• TASK GOAL:
Make an exact copy of the records, dropping all pictures.

==================================================

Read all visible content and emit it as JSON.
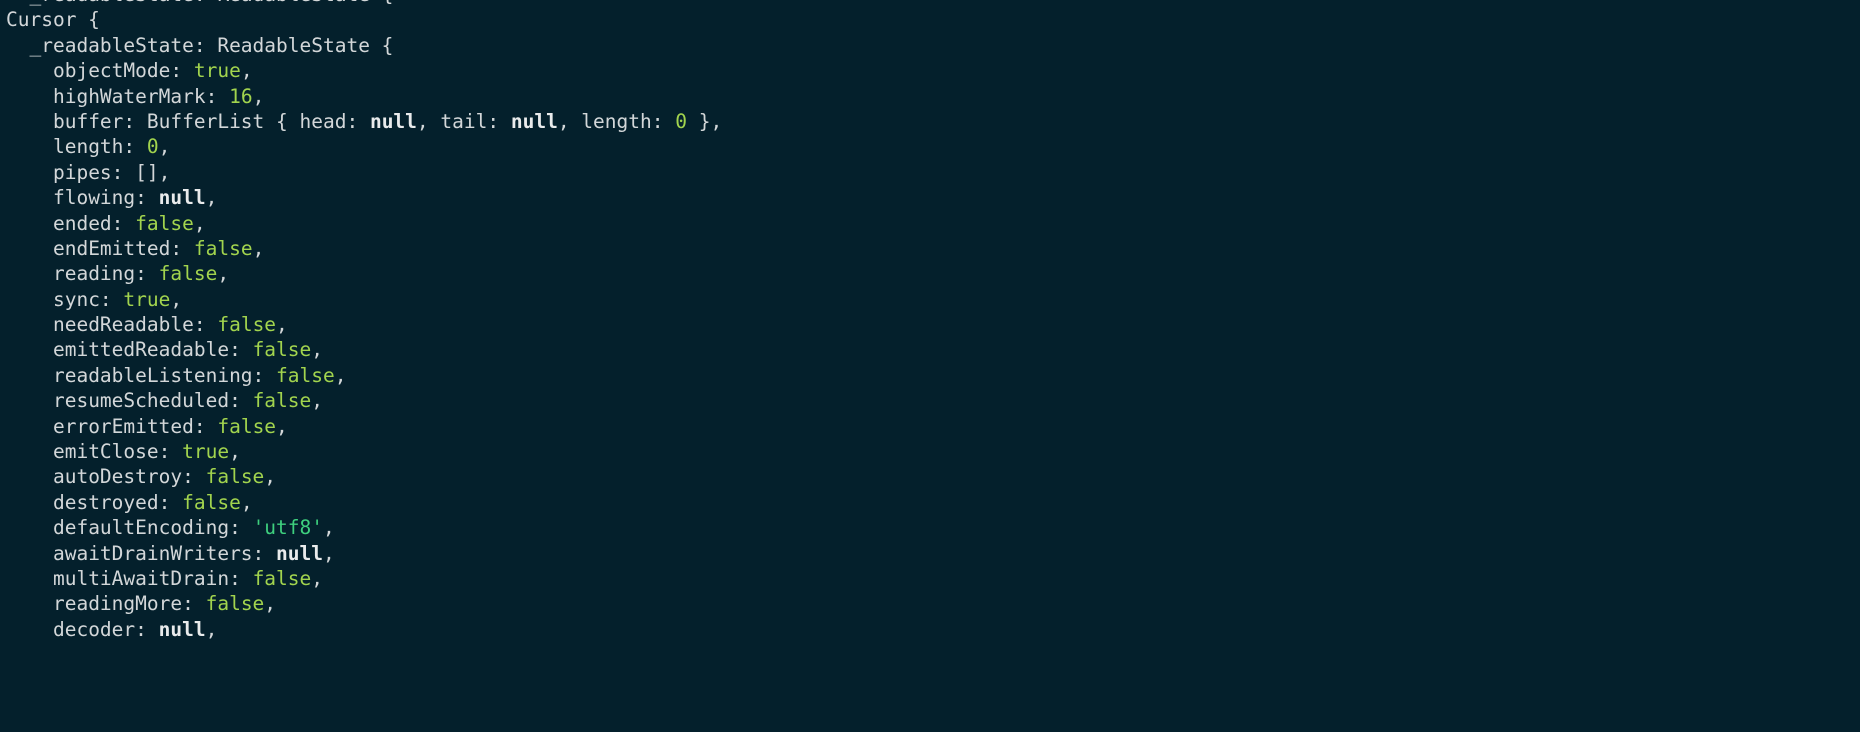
{
  "terminal": {
    "title": "node object inspect output",
    "background_color": "#04202c",
    "font_size_px": 19.5,
    "line_height_px": 25.4,
    "colors": {
      "plain": "#d3d7d9",
      "boolean": "#a2d44e",
      "number": "#a2d44e",
      "null": "#e9ebec",
      "string": "#3ed07e"
    }
  },
  "clipped_top_line": {
    "indent": 0,
    "tokens": [
      {
        "t": "  _readableState: ReadableState {",
        "c": "pl"
      }
    ]
  },
  "lines": [
    {
      "indent": 0,
      "tokens": [
        {
          "t": "Cursor {",
          "c": "pl"
        }
      ]
    },
    {
      "indent": 2,
      "tokens": [
        {
          "t": "_readableState: ReadableState {",
          "c": "pl"
        }
      ]
    },
    {
      "indent": 4,
      "tokens": [
        {
          "t": "objectMode: ",
          "c": "pl"
        },
        {
          "t": "true",
          "c": "bl"
        },
        {
          "t": ",",
          "c": "pl"
        }
      ]
    },
    {
      "indent": 4,
      "tokens": [
        {
          "t": "highWaterMark: ",
          "c": "pl"
        },
        {
          "t": "16",
          "c": "num"
        },
        {
          "t": ",",
          "c": "pl"
        }
      ]
    },
    {
      "indent": 4,
      "tokens": [
        {
          "t": "buffer: BufferList { head: ",
          "c": "pl"
        },
        {
          "t": "null",
          "c": "nul"
        },
        {
          "t": ", tail: ",
          "c": "pl"
        },
        {
          "t": "null",
          "c": "nul"
        },
        {
          "t": ", length: ",
          "c": "pl"
        },
        {
          "t": "0",
          "c": "num"
        },
        {
          "t": " },",
          "c": "pl"
        }
      ]
    },
    {
      "indent": 4,
      "tokens": [
        {
          "t": "length: ",
          "c": "pl"
        },
        {
          "t": "0",
          "c": "num"
        },
        {
          "t": ",",
          "c": "pl"
        }
      ]
    },
    {
      "indent": 4,
      "tokens": [
        {
          "t": "pipes: [],",
          "c": "pl"
        }
      ]
    },
    {
      "indent": 4,
      "tokens": [
        {
          "t": "flowing: ",
          "c": "pl"
        },
        {
          "t": "null",
          "c": "nul"
        },
        {
          "t": ",",
          "c": "pl"
        }
      ]
    },
    {
      "indent": 4,
      "tokens": [
        {
          "t": "ended: ",
          "c": "pl"
        },
        {
          "t": "false",
          "c": "bl"
        },
        {
          "t": ",",
          "c": "pl"
        }
      ]
    },
    {
      "indent": 4,
      "tokens": [
        {
          "t": "endEmitted: ",
          "c": "pl"
        },
        {
          "t": "false",
          "c": "bl"
        },
        {
          "t": ",",
          "c": "pl"
        }
      ]
    },
    {
      "indent": 4,
      "tokens": [
        {
          "t": "reading: ",
          "c": "pl"
        },
        {
          "t": "false",
          "c": "bl"
        },
        {
          "t": ",",
          "c": "pl"
        }
      ]
    },
    {
      "indent": 4,
      "tokens": [
        {
          "t": "sync: ",
          "c": "pl"
        },
        {
          "t": "true",
          "c": "bl"
        },
        {
          "t": ",",
          "c": "pl"
        }
      ]
    },
    {
      "indent": 4,
      "tokens": [
        {
          "t": "needReadable: ",
          "c": "pl"
        },
        {
          "t": "false",
          "c": "bl"
        },
        {
          "t": ",",
          "c": "pl"
        }
      ]
    },
    {
      "indent": 4,
      "tokens": [
        {
          "t": "emittedReadable: ",
          "c": "pl"
        },
        {
          "t": "false",
          "c": "bl"
        },
        {
          "t": ",",
          "c": "pl"
        }
      ]
    },
    {
      "indent": 4,
      "tokens": [
        {
          "t": "readableListening: ",
          "c": "pl"
        },
        {
          "t": "false",
          "c": "bl"
        },
        {
          "t": ",",
          "c": "pl"
        }
      ]
    },
    {
      "indent": 4,
      "tokens": [
        {
          "t": "resumeScheduled: ",
          "c": "pl"
        },
        {
          "t": "false",
          "c": "bl"
        },
        {
          "t": ",",
          "c": "pl"
        }
      ]
    },
    {
      "indent": 4,
      "tokens": [
        {
          "t": "errorEmitted: ",
          "c": "pl"
        },
        {
          "t": "false",
          "c": "bl"
        },
        {
          "t": ",",
          "c": "pl"
        }
      ]
    },
    {
      "indent": 4,
      "tokens": [
        {
          "t": "emitClose: ",
          "c": "pl"
        },
        {
          "t": "true",
          "c": "bl"
        },
        {
          "t": ",",
          "c": "pl"
        }
      ]
    },
    {
      "indent": 4,
      "tokens": [
        {
          "t": "autoDestroy: ",
          "c": "pl"
        },
        {
          "t": "false",
          "c": "bl"
        },
        {
          "t": ",",
          "c": "pl"
        }
      ]
    },
    {
      "indent": 4,
      "tokens": [
        {
          "t": "destroyed: ",
          "c": "pl"
        },
        {
          "t": "false",
          "c": "bl"
        },
        {
          "t": ",",
          "c": "pl"
        }
      ]
    },
    {
      "indent": 4,
      "tokens": [
        {
          "t": "defaultEncoding: ",
          "c": "pl"
        },
        {
          "t": "'utf8'",
          "c": "str"
        },
        {
          "t": ",",
          "c": "pl"
        }
      ]
    },
    {
      "indent": 4,
      "tokens": [
        {
          "t": "awaitDrainWriters: ",
          "c": "pl"
        },
        {
          "t": "null",
          "c": "nul"
        },
        {
          "t": ",",
          "c": "pl"
        }
      ]
    },
    {
      "indent": 4,
      "tokens": [
        {
          "t": "multiAwaitDrain: ",
          "c": "pl"
        },
        {
          "t": "false",
          "c": "bl"
        },
        {
          "t": ",",
          "c": "pl"
        }
      ]
    },
    {
      "indent": 4,
      "tokens": [
        {
          "t": "readingMore: ",
          "c": "pl"
        },
        {
          "t": "false",
          "c": "bl"
        },
        {
          "t": ",",
          "c": "pl"
        }
      ]
    },
    {
      "indent": 4,
      "tokens": [
        {
          "t": "decoder: ",
          "c": "pl"
        },
        {
          "t": "null",
          "c": "nul"
        },
        {
          "t": ",",
          "c": "pl"
        }
      ]
    }
  ]
}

==================================================

• WORKED ANSWER:
Read all visible content and emit it as JSON.
{
  "terminal": {
    "title": "node object inspect output",
    "background_color": "#04202c",
    "font_size_px": 19.5,
    "line_height_px": 25.4,
    "colors": {
      "plain": "#d3d7d9",
      "boolean": "#a2d44e",
      "number": "#a2d44e",
      "null": "#e9ebec",
      "string": "#3ed07e"
    }
  },
  "clipped_top_line": {
    "indent": 0,
    "tokens": [
      {
        "t": "  _readableState: ReadableState {",
        "c": "pl"
      }
    ]
  },
  "lines": [
    {
      "indent": 0,
      "tokens": [
        {
          "t": "Cursor {",
          "c": "pl"
        }
      ]
    },
    {
      "indent": 2,
      "tokens": [
        {
          "t": "_readableState: ReadableState {",
          "c": "pl"
        }
      ]
    },
    {
      "indent": 4,
      "tokens": [
        {
          "t": "objectMode: ",
          "c": "pl"
        },
        {
          "t": "true",
          "c": "bl"
        },
        {
          "t": ",",
          "c": "pl"
        }
      ]
    },
    {
      "indent": 4,
      "tokens": [
        {
          "t": "highWaterMark: ",
          "c": "pl"
        },
        {
          "t": "16",
          "c": "num"
        },
        {
          "t": ",",
          "c": "pl"
        }
      ]
    },
    {
      "indent": 4,
      "tokens": [
        {
          "t": "buffer: BufferList { head: ",
          "c": "pl"
        },
        {
          "t": "null",
          "c": "nul"
        },
        {
          "t": ", tail: ",
          "c": "pl"
        },
        {
          "t": "null",
          "c": "nul"
        },
        {
          "t": ", length: ",
          "c": "pl"
        },
        {
          "t": "0",
          "c": "num"
        },
        {
          "t": " },",
          "c": "pl"
        }
      ]
    },
    {
      "indent": 4,
      "tokens": [
        {
          "t": "length: ",
          "c": "pl"
        },
        {
          "t": "0",
          "c": "num"
        },
        {
          "t": ",",
          "c": "pl"
        }
      ]
    },
    {
      "indent": 4,
      "tokens": [
        {
          "t": "pipes: [],",
          "c": "pl"
        }
      ]
    },
    {
      "indent": 4,
      "tokens": [
        {
          "t": "flowing: ",
          "c": "pl"
        },
        {
          "t": "null",
          "c": "nul"
        },
        {
          "t": ",",
          "c": "pl"
        }
      ]
    },
    {
      "indent": 4,
      "tokens": [
        {
          "t": "ended: ",
          "c": "pl"
        },
        {
          "t": "false",
          "c": "bl"
        },
        {
          "t": ",",
          "c": "pl"
        }
      ]
    },
    {
      "indent": 4,
      "tokens": [
        {
          "t": "endEmitted: ",
          "c": "pl"
        },
        {
          "t": "false",
          "c": "bl"
        },
        {
          "t": ",",
          "c": "pl"
        }
      ]
    },
    {
      "indent": 4,
      "tokens": [
        {
          "t": "reading: ",
          "c": "pl"
        },
        {
          "t": "false",
          "c": "bl"
        },
        {
          "t": ",",
          "c": "pl"
        }
      ]
    },
    {
      "indent": 4,
      "tokens": [
        {
          "t": "sync: ",
          "c": "pl"
        },
        {
          "t": "true",
          "c": "bl"
        },
        {
          "t": ",",
          "c": "pl"
        }
      ]
    },
    {
      "indent": 4,
      "tokens": [
        {
          "t": "needReadable: ",
          "c": "pl"
        },
        {
          "t": "false",
          "c": "bl"
        },
        {
          "t": ",",
          "c": "pl"
        }
      ]
    },
    {
      "indent": 4,
      "tokens": [
        {
          "t": "emittedReadable: ",
          "c": "pl"
        },
        {
          "t": "false",
          "c": "bl"
        },
        {
          "t": ",",
          "c": "pl"
        }
      ]
    },
    {
      "indent": 4,
      "tokens": [
        {
          "t": "readableListening: ",
          "c": "pl"
        },
        {
          "t": "false",
          "c": "bl"
        },
        {
          "t": ",",
          "c": "pl"
        }
      ]
    },
    {
      "indent": 4,
      "tokens": [
        {
          "t": "resumeScheduled: ",
          "c": "pl"
        },
        {
          "t": "false",
          "c": "bl"
        },
        {
          "t": ",",
          "c": "pl"
        }
      ]
    },
    {
      "indent": 4,
      "tokens": [
        {
          "t": "errorEmitted: ",
          "c": "pl"
        },
        {
          "t": "false",
          "c": "bl"
        },
        {
          "t": ",",
          "c": "pl"
        }
      ]
    },
    {
      "indent": 4,
      "tokens": [
        {
          "t": "emitClose: ",
          "c": "pl"
        },
        {
          "t": "true",
          "c": "bl"
        },
        {
          "t": ",",
          "c": "pl"
        }
      ]
    },
    {
      "indent": 4,
      "tokens": [
        {
          "t": "autoDestroy: ",
          "c": "pl"
        },
        {
          "t": "false",
          "c": "bl"
        },
        {
          "t": ",",
          "c": "pl"
        }
      ]
    },
    {
      "indent": 4,
      "tokens": [
        {
          "t": "destroyed: ",
          "c": "pl"
        },
        {
          "t": "false",
          "c": "bl"
        },
        {
          "t": ",",
          "c": "pl"
        }
      ]
    },
    {
      "indent": 4,
      "tokens": [
        {
          "t": "defaultEncoding: ",
          "c": "pl"
        },
        {
          "t": "'utf8'",
          "c": "str"
        },
        {
          "t": ",",
          "c": "pl"
        }
      ]
    },
    {
      "indent": 4,
      "tokens": [
        {
          "t": "awaitDrainWriters: ",
          "c": "pl"
        },
        {
          "t": "null",
          "c": "nul"
        },
        {
          "t": ",",
          "c": "pl"
        }
      ]
    },
    {
      "indent": 4,
      "tokens": [
        {
          "t": "multiAwaitDrain: ",
          "c": "pl"
        },
        {
          "t": "false",
          "c": "bl"
        },
        {
          "t": ",",
          "c": "pl"
        }
      ]
    },
    {
      "indent": 4,
      "tokens": [
        {
          "t": "readingMore: ",
          "c": "pl"
        },
        {
          "t": "false",
          "c": "bl"
        },
        {
          "t": ",",
          "c": "pl"
        }
      ]
    },
    {
      "indent": 4,
      "tokens": [
        {
          "t": "decoder: ",
          "c": "pl"
        },
        {
          "t": "null",
          "c": "nul"
        },
        {
          "t": ",",
          "c": "pl"
        }
      ]
    }
  ]
}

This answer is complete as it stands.